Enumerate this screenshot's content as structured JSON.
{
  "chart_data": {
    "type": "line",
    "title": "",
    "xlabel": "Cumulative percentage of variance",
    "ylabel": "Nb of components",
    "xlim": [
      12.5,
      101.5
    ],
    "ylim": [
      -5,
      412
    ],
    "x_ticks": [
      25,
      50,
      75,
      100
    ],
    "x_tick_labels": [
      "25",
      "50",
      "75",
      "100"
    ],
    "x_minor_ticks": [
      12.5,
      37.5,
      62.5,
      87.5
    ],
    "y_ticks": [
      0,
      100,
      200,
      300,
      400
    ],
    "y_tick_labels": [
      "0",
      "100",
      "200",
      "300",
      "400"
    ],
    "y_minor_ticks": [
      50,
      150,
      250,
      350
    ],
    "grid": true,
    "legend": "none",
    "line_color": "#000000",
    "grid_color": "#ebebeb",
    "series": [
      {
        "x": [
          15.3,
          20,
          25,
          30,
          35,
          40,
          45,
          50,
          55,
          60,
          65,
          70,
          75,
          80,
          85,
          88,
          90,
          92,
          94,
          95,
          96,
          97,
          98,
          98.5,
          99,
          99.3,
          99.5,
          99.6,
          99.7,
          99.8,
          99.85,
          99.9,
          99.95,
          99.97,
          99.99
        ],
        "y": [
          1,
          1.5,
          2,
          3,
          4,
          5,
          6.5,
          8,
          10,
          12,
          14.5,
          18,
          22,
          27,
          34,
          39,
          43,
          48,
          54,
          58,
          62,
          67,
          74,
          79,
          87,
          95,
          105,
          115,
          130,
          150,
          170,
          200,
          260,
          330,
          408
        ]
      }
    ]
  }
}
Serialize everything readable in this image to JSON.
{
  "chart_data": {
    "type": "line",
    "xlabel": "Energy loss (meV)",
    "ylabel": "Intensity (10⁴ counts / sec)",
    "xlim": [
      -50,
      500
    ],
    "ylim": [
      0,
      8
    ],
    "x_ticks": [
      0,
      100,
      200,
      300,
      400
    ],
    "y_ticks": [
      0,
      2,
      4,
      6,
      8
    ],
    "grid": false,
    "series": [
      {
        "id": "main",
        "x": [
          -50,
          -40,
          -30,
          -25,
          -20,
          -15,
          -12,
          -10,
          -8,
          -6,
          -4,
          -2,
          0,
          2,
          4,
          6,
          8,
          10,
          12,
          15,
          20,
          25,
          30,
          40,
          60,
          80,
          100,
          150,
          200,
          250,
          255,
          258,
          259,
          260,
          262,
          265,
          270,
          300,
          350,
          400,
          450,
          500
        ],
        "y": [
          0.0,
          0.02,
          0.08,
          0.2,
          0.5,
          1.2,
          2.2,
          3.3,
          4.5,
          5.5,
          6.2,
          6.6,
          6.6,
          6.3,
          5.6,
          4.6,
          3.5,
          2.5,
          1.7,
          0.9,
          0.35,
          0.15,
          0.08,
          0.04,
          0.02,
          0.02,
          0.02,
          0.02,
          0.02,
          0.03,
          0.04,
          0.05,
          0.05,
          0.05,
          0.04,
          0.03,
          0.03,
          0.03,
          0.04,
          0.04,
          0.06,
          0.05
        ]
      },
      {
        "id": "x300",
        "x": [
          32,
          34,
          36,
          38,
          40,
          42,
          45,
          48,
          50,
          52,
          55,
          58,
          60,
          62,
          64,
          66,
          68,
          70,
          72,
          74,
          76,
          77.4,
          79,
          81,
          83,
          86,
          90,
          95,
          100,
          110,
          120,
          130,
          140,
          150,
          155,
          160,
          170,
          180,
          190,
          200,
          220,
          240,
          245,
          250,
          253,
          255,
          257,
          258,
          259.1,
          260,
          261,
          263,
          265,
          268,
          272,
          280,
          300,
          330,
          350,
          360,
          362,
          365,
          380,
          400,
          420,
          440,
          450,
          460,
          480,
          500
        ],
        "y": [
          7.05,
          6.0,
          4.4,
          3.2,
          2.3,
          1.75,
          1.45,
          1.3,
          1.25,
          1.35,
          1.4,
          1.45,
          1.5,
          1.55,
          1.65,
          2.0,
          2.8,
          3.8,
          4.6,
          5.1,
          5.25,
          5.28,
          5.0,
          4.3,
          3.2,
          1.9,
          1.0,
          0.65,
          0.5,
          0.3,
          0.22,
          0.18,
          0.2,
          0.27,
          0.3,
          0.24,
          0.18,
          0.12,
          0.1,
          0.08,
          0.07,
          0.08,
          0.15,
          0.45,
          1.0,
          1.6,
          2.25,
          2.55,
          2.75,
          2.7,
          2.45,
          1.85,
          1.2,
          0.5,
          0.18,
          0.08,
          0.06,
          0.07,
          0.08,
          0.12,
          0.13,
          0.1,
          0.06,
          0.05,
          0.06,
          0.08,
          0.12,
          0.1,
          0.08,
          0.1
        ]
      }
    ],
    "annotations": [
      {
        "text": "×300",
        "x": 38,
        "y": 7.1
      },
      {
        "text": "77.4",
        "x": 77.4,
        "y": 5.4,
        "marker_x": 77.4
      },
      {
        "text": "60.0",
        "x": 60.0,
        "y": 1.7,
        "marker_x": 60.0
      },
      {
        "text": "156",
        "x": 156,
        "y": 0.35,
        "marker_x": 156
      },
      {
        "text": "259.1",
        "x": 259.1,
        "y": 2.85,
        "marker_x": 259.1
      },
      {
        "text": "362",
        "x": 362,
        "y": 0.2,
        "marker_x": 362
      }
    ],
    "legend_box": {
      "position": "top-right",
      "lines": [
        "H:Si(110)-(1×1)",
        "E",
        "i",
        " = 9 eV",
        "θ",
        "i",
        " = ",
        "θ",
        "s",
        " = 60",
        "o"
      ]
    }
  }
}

====

Your task is to output the full set of records exactly as presented.

Enumerate this screenshot's content as structured JSON.
{
  "chart_data": {
    "type": "line",
    "title": "",
    "xlabel": "Cumulative percentage of variance",
    "ylabel": "Nb of components",
    "xlim": [
      12.5,
      101.5
    ],
    "ylim": [
      -5,
      412
    ],
    "x_ticks": [
      25,
      50,
      75,
      100
    ],
    "x_tick_labels": [
      "25",
      "50",
      "75",
      "100"
    ],
    "x_minor_ticks": [
      12.5,
      37.5,
      62.5,
      87.5
    ],
    "y_ticks": [
      0,
      100,
      200,
      300,
      400
    ],
    "y_tick_labels": [
      "0",
      "100",
      "200",
      "300",
      "400"
    ],
    "y_minor_ticks": [
      50,
      150,
      250,
      350
    ],
    "grid": true,
    "legend": "none",
    "line_color": "#000000",
    "grid_color": "#ebebeb",
    "series": [
      {
        "x": [
          15.3,
          20,
          25,
          30,
          35,
          40,
          45,
          50,
          55,
          60,
          65,
          70,
          75,
          80,
          85,
          88,
          90,
          92,
          94,
          95,
          96,
          97,
          98,
          98.5,
          99,
          99.3,
          99.5,
          99.6,
          99.7,
          99.8,
          99.85,
          99.9,
          99.95,
          99.97,
          99.99
        ],
        "y": [
          1,
          1.5,
          2,
          3,
          4,
          5,
          6.5,
          8,
          10,
          12,
          14.5,
          18,
          22,
          27,
          34,
          39,
          43,
          48,
          54,
          58,
          62,
          67,
          74,
          79,
          87,
          95,
          105,
          115,
          130,
          150,
          170,
          200,
          260,
          330,
          408
        ]
      }
    ]
  }
}
Serialize everything readable in this image to JSON.
{
  "chart_data": {
    "type": "line",
    "xlabel": "Energy loss (meV)",
    "ylabel": "Intensity (10⁴ counts / sec)",
    "xlim": [
      -50,
      500
    ],
    "ylim": [
      0,
      8
    ],
    "x_ticks": [
      0,
      100,
      200,
      300,
      400
    ],
    "y_ticks": [
      0,
      2,
      4,
      6,
      8
    ],
    "grid": false,
    "series": [
      {
        "id": "main",
        "x": [
          -50,
          -40,
          -30,
          -25,
          -20,
          -15,
          -12,
          -10,
          -8,
          -6,
          -4,
          -2,
          0,
          2,
          4,
          6,
          8,
          10,
          12,
          15,
          20,
          25,
          30,
          40,
          60,
          80,
          100,
          150,
          200,
          250,
          255,
          258,
          259,
          260,
          262,
          265,
          270,
          300,
          350,
          400,
          450,
          500
        ],
        "y": [
          0.0,
          0.02,
          0.08,
          0.2,
          0.5,
          1.2,
          2.2,
          3.3,
          4.5,
          5.5,
          6.2,
          6.6,
          6.6,
          6.3,
          5.6,
          4.6,
          3.5,
          2.5,
          1.7,
          0.9,
          0.35,
          0.15,
          0.08,
          0.04,
          0.02,
          0.02,
          0.02,
          0.02,
          0.02,
          0.03,
          0.04,
          0.05,
          0.05,
          0.05,
          0.04,
          0.03,
          0.03,
          0.03,
          0.04,
          0.04,
          0.06,
          0.05
        ]
      },
      {
        "id": "x300",
        "x": [
          32,
          34,
          36,
          38,
          40,
          42,
          45,
          48,
          50,
          52,
          55,
          58,
          60,
          62,
          64,
          66,
          68,
          70,
          72,
          74,
          76,
          77.4,
          79,
          81,
          83,
          86,
          90,
          95,
          100,
          110,
          120,
          130,
          140,
          150,
          155,
          160,
          170,
          180,
          190,
          200,
          220,
          240,
          245,
          250,
          253,
          255,
          257,
          258,
          259.1,
          260,
          261,
          263,
          265,
          268,
          272,
          280,
          300,
          330,
          350,
          360,
          362,
          365,
          380,
          400,
          420,
          440,
          450,
          460,
          480,
          500
        ],
        "y": [
          7.05,
          6.0,
          4.4,
          3.2,
          2.3,
          1.75,
          1.45,
          1.3,
          1.25,
          1.35,
          1.4,
          1.45,
          1.5,
          1.55,
          1.65,
          2.0,
          2.8,
          3.8,
          4.6,
          5.1,
          5.25,
          5.28,
          5.0,
          4.3,
          3.2,
          1.9,
          1.0,
          0.65,
          0.5,
          0.3,
          0.22,
          0.18,
          0.2,
          0.27,
          0.3,
          0.24,
          0.18,
          0.12,
          0.1,
          0.08,
          0.07,
          0.08,
          0.15,
          0.45,
          1.0,
          1.6,
          2.25,
          2.55,
          2.75,
          2.7,
          2.45,
          1.85,
          1.2,
          0.5,
          0.18,
          0.08,
          0.06,
          0.07,
          0.08,
          0.12,
          0.13,
          0.1,
          0.06,
          0.05,
          0.06,
          0.08,
          0.12,
          0.1,
          0.08,
          0.1
        ]
      }
    ],
    "annotations": [
      {
        "text": "×300",
        "x": 38,
        "y": 7.1
      },
      {
        "text": "77.4",
        "x": 77.4,
        "y": 5.4,
        "marker_x": 77.4
      },
      {
        "text": "60.0",
        "x": 60.0,
        "y": 1.7,
        "marker_x": 60.0
      },
      {
        "text": "156",
        "x": 156,
        "y": 0.35,
        "marker_x": 156
      },
      {
        "text": "259.1",
        "x": 259.1,
        "y": 2.85,
        "marker_x": 259.1
      },
      {
        "text": "362",
        "x": 362,
        "y": 0.2,
        "marker_x": 362
      }
    ],
    "legend_box": {
      "position": "top-right",
      "lines": [
        "H:Si(110)-(1×1)",
        "E",
        "i",
        " = 9 eV",
        "θ",
        "i",
        " = ",
        "θ",
        "s",
        " = 60",
        "o"
      ]
    }
  }
}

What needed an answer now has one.